→ EXERCISE OBJECTIVE
Where a line in the listing contains the string "TradingView", copy that line out.

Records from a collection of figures
● ● ● ● ●
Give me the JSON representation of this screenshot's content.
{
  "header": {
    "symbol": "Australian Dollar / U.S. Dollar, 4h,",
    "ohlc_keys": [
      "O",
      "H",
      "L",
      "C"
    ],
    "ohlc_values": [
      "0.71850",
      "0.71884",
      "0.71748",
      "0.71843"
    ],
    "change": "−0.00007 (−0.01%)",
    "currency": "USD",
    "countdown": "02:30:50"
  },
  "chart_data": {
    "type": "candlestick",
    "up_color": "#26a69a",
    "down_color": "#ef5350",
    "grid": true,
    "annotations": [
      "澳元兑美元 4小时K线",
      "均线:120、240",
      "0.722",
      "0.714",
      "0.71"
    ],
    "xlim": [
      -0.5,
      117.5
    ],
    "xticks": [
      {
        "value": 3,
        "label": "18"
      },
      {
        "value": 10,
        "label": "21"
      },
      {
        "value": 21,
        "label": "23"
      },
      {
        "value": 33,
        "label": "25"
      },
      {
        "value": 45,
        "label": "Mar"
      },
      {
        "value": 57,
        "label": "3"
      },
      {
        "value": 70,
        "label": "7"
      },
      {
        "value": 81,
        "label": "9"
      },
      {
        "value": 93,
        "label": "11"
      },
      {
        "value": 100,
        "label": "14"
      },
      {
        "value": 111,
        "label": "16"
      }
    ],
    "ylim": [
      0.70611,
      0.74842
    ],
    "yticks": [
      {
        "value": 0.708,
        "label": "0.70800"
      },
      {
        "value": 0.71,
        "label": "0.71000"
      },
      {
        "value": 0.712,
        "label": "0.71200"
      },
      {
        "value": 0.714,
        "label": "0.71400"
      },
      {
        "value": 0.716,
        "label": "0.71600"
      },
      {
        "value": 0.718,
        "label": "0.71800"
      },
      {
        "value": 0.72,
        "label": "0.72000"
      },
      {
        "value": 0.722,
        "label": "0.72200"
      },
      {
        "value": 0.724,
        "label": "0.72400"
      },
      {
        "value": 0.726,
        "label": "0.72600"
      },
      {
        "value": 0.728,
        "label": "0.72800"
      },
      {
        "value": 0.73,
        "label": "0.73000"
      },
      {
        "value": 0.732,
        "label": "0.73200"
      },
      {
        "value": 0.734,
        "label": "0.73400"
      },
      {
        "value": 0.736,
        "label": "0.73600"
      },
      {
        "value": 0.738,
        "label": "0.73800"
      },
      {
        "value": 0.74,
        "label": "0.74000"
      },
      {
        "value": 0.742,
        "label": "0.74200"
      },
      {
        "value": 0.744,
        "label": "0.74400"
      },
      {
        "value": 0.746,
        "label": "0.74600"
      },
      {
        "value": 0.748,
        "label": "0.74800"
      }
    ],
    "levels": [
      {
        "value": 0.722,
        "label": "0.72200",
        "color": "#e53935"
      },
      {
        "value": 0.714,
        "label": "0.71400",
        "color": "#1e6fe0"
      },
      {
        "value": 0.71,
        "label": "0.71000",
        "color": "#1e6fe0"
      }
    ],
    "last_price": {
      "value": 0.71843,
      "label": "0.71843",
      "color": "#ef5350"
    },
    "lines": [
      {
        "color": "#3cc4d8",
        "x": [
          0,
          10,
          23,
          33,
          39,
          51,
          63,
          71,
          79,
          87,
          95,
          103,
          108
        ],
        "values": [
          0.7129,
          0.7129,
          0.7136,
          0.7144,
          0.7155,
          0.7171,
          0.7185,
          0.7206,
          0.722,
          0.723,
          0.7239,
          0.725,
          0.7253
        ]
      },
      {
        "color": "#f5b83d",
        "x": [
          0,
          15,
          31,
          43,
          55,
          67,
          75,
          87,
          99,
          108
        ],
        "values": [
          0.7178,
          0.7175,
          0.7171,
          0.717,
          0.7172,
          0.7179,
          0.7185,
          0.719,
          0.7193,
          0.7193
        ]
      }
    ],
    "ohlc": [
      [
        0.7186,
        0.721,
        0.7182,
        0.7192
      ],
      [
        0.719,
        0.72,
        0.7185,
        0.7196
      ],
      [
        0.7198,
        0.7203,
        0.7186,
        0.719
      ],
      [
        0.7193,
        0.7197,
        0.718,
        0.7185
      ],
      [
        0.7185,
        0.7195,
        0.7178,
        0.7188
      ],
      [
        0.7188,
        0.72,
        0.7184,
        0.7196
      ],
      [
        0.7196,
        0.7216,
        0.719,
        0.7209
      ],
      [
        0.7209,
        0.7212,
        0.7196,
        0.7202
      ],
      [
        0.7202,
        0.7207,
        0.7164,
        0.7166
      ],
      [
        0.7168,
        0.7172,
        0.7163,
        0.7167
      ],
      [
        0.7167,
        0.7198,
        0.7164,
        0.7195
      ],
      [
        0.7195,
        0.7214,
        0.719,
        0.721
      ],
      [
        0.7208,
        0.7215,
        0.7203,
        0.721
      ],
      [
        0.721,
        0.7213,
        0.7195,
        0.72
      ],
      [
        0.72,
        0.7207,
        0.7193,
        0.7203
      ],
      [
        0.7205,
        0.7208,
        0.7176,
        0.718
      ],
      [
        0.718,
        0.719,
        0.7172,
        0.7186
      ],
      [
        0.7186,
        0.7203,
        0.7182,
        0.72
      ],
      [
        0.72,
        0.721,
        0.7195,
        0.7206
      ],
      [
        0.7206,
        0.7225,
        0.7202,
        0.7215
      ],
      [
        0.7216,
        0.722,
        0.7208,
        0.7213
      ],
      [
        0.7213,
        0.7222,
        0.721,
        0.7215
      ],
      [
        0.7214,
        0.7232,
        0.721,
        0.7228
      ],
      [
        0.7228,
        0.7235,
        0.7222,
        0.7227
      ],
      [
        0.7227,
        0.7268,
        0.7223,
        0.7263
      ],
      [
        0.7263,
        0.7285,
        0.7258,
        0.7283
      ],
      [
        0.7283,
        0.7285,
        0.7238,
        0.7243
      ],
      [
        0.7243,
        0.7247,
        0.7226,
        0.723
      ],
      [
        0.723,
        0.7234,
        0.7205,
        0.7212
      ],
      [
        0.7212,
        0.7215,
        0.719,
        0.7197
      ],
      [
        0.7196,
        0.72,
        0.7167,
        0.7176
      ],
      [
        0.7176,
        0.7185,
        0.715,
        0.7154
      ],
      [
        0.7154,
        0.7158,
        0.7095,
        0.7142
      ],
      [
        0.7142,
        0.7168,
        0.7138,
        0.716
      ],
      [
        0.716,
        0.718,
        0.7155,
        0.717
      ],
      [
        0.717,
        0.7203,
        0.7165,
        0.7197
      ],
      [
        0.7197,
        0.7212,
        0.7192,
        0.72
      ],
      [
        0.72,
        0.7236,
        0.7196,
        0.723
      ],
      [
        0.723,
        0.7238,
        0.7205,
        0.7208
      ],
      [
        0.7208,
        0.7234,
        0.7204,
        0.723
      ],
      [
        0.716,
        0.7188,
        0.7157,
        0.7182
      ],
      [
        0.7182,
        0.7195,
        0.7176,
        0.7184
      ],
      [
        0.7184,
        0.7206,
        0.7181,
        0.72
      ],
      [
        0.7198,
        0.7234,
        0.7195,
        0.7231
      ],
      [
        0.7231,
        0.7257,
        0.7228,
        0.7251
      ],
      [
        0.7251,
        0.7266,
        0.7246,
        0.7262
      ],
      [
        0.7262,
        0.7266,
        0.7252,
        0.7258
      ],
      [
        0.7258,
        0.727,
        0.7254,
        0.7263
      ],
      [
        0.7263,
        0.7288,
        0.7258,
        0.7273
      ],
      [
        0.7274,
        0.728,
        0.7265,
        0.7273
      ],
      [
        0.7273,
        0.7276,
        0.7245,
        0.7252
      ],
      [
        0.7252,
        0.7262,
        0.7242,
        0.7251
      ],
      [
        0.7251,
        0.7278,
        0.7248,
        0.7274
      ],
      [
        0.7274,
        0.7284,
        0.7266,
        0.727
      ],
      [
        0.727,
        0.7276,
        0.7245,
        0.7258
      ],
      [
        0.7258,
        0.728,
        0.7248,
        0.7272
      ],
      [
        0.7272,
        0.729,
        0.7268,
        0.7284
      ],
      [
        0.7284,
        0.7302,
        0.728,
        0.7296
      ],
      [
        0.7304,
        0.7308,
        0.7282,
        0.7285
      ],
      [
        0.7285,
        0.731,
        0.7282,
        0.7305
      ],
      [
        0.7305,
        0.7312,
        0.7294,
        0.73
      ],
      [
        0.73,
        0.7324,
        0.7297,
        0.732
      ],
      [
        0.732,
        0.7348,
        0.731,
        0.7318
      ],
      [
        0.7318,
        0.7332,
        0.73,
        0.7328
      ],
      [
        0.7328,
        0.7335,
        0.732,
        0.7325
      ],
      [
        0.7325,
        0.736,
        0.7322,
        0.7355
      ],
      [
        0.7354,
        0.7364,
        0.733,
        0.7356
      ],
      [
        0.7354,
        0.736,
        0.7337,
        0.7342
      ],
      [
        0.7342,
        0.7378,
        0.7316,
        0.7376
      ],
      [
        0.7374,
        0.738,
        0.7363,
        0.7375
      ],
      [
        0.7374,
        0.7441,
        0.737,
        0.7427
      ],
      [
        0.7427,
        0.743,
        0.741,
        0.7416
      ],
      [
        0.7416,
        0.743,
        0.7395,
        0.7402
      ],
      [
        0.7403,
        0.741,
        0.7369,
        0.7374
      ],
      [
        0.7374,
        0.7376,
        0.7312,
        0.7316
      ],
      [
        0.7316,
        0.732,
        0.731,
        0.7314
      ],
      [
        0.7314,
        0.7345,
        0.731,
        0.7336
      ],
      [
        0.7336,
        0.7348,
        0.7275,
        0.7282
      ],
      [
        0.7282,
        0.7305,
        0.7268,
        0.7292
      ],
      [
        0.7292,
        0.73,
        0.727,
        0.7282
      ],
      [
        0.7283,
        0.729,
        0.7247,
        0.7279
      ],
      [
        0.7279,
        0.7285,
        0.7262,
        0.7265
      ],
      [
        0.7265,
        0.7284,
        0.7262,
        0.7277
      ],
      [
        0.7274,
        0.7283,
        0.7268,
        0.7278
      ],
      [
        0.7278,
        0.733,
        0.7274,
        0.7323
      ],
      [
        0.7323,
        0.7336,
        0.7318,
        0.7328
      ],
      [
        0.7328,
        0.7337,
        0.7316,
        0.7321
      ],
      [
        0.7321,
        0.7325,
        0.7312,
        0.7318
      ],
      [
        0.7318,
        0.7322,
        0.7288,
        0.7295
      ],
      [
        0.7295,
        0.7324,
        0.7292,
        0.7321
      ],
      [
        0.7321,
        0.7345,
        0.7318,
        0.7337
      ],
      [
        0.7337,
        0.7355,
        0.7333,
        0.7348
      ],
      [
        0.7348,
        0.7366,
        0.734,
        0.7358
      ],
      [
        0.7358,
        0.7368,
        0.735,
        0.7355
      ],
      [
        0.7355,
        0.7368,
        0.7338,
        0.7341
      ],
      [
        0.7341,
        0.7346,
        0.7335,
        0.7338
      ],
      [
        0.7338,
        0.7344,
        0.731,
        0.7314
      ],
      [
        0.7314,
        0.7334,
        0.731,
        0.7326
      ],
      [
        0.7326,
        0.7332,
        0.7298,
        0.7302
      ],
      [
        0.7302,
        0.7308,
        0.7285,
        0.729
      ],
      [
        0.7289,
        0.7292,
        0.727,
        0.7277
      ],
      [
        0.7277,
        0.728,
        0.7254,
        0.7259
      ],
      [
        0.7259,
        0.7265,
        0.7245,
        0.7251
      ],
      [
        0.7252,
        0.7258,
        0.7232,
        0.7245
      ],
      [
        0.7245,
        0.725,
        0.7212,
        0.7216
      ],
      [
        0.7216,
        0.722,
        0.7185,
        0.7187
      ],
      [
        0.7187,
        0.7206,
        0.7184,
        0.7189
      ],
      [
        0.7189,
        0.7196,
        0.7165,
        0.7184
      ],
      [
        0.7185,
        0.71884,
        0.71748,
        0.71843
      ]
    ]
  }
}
● ● ● ● ●
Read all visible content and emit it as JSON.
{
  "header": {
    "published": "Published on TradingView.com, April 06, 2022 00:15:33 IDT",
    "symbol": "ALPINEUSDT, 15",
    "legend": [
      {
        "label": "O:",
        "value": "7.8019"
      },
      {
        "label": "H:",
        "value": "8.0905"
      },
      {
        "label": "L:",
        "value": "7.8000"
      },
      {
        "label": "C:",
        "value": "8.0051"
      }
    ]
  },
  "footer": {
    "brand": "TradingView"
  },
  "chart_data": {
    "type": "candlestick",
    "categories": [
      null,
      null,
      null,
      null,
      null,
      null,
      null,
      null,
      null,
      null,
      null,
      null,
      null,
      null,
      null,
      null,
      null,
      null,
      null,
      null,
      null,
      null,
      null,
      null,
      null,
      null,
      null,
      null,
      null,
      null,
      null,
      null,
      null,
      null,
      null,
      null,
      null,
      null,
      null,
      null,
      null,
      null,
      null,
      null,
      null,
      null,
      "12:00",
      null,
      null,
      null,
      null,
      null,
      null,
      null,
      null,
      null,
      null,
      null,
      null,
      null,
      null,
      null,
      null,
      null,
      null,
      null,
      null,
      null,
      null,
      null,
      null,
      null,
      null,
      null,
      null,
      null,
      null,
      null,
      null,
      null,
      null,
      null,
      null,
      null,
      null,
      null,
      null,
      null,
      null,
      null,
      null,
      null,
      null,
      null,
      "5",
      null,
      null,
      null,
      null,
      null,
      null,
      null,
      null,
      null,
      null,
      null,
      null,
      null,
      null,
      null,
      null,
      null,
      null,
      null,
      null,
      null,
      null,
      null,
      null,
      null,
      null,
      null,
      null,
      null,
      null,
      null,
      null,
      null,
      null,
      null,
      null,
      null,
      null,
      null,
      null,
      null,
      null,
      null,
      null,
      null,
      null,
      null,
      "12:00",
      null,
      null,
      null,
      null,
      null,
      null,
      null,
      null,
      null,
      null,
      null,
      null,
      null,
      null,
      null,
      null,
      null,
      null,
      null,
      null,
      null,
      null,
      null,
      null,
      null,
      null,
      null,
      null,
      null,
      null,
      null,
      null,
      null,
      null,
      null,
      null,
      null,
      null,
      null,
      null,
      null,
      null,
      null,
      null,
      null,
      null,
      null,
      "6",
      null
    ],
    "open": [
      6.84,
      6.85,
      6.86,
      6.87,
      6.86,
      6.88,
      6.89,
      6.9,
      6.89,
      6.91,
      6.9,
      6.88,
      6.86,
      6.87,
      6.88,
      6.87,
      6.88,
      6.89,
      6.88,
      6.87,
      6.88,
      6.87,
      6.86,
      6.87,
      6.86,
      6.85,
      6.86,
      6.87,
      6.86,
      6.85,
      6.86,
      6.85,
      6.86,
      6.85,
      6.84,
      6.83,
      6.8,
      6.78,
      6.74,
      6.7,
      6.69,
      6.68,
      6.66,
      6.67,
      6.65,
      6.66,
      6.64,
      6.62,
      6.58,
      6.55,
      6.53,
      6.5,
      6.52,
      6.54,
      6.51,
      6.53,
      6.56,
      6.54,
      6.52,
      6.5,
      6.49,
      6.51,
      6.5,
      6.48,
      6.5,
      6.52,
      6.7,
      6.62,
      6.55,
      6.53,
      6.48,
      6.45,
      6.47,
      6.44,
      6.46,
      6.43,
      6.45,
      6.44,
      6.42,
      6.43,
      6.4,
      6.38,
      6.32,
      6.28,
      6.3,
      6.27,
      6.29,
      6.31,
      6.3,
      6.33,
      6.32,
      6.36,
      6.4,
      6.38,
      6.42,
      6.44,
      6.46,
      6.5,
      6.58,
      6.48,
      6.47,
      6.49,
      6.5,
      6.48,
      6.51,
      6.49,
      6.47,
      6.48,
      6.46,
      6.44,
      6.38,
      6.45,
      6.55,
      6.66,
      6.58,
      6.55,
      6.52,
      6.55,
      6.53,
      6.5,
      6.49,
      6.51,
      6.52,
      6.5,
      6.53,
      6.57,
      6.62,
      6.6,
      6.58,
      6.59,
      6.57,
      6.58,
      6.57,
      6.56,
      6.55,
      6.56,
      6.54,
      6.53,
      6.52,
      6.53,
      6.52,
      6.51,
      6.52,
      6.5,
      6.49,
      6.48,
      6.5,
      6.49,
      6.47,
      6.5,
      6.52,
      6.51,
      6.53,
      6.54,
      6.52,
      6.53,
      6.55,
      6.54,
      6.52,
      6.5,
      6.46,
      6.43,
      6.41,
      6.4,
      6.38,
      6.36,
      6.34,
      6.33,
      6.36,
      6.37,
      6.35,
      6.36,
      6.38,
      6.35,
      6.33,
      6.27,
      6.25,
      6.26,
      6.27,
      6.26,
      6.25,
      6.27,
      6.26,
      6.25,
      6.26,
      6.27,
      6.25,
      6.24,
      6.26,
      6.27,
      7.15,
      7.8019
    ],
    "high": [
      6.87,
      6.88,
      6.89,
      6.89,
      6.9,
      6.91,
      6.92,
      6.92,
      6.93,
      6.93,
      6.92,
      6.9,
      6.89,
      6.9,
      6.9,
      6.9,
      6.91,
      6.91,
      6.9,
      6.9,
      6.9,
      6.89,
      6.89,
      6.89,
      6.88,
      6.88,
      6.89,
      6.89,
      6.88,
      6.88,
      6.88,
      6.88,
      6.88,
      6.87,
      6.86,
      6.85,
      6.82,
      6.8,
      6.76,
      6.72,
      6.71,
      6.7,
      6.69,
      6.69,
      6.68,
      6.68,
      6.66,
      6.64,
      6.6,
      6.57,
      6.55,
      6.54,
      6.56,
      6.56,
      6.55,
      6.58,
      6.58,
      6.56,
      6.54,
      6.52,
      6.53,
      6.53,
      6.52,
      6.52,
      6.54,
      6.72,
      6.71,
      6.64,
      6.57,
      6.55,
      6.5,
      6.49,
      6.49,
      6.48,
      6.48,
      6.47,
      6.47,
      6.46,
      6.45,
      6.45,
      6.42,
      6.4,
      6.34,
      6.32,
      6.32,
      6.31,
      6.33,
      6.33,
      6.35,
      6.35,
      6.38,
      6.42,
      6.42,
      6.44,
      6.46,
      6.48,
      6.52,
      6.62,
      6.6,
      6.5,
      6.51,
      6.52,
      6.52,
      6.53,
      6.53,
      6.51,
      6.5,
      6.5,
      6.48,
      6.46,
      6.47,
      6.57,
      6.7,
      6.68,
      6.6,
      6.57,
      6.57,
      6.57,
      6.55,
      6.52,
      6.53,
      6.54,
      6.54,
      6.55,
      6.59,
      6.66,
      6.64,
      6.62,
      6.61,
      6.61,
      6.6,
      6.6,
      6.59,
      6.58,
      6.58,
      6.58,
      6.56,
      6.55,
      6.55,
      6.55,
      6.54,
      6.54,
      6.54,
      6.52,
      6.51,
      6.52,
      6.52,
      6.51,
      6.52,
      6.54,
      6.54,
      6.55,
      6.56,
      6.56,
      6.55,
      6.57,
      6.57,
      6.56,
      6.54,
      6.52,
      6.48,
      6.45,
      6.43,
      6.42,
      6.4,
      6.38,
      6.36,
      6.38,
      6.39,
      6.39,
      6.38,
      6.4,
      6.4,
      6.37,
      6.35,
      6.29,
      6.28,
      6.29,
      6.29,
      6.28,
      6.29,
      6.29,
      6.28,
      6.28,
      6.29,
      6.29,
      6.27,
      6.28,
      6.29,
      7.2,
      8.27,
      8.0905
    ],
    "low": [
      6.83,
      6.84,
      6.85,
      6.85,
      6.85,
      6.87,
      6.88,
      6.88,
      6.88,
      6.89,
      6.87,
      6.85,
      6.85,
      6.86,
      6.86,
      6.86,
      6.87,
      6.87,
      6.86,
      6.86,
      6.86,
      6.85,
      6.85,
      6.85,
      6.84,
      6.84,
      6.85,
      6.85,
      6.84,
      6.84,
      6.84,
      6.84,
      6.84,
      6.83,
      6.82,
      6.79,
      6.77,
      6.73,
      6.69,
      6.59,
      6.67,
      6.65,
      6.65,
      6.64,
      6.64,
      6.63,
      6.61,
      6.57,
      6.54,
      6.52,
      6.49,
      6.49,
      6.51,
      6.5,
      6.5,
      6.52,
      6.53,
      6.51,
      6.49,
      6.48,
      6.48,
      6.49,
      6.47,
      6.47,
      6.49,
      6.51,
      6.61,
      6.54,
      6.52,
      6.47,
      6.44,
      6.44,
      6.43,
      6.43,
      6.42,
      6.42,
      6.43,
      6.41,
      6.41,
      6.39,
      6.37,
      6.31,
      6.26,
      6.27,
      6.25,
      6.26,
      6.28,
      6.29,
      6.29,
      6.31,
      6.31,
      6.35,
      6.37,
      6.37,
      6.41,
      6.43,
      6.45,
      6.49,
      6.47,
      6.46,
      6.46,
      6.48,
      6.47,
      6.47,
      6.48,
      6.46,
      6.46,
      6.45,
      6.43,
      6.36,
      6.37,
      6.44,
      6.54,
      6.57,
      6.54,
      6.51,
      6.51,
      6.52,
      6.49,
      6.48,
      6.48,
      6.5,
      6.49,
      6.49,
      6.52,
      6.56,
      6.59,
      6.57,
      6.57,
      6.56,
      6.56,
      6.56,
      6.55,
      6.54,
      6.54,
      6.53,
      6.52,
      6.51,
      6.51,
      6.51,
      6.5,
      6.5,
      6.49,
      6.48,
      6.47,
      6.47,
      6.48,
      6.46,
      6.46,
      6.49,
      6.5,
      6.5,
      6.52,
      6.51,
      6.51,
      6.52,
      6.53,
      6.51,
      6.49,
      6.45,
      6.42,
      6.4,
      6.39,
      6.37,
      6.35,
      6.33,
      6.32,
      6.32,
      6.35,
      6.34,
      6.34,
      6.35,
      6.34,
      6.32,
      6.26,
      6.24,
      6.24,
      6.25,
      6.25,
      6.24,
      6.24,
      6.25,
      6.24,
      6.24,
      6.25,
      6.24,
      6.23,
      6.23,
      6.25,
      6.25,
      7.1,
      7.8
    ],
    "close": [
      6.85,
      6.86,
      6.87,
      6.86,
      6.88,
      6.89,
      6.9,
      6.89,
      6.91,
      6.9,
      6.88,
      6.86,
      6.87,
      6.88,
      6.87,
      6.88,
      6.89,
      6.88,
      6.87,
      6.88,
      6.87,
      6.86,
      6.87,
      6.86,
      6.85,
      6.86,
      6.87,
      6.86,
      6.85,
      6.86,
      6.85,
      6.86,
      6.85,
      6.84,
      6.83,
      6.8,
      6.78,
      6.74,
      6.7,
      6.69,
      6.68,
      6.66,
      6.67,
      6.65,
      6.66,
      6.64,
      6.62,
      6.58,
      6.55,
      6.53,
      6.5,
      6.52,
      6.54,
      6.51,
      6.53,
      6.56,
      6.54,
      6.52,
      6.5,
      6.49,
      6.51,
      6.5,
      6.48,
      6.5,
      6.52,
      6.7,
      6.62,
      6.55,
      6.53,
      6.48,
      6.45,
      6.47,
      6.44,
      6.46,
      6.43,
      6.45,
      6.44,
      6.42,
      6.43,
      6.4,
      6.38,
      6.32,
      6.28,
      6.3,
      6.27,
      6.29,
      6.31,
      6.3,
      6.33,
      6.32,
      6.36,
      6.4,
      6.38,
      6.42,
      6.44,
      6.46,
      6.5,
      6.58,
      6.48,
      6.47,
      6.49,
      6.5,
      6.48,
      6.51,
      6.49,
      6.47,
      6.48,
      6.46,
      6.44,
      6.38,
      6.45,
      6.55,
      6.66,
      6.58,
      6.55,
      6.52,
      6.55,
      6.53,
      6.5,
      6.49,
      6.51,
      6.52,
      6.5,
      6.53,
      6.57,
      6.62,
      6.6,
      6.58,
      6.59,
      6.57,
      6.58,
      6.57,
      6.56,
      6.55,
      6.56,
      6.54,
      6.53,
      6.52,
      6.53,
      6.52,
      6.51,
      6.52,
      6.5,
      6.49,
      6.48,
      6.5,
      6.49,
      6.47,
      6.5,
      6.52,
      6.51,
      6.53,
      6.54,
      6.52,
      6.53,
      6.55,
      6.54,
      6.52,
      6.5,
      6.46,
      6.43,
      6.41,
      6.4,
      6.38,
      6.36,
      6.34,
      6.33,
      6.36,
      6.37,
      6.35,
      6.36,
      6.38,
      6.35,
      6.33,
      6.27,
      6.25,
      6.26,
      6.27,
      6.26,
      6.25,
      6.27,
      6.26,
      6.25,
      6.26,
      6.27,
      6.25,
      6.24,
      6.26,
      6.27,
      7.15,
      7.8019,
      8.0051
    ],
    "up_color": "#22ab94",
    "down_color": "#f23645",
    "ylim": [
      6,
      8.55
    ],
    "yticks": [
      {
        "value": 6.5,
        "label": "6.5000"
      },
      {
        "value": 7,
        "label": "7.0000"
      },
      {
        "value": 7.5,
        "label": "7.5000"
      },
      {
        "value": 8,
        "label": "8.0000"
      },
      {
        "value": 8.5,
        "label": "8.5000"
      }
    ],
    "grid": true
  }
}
● ● ● ● ●
→ ANSWER FOR THIS EXERCISE
    "published": "Published on TradingView.com, April 06, 2022 00:15:33 IDT",
    "brand": "TradingView"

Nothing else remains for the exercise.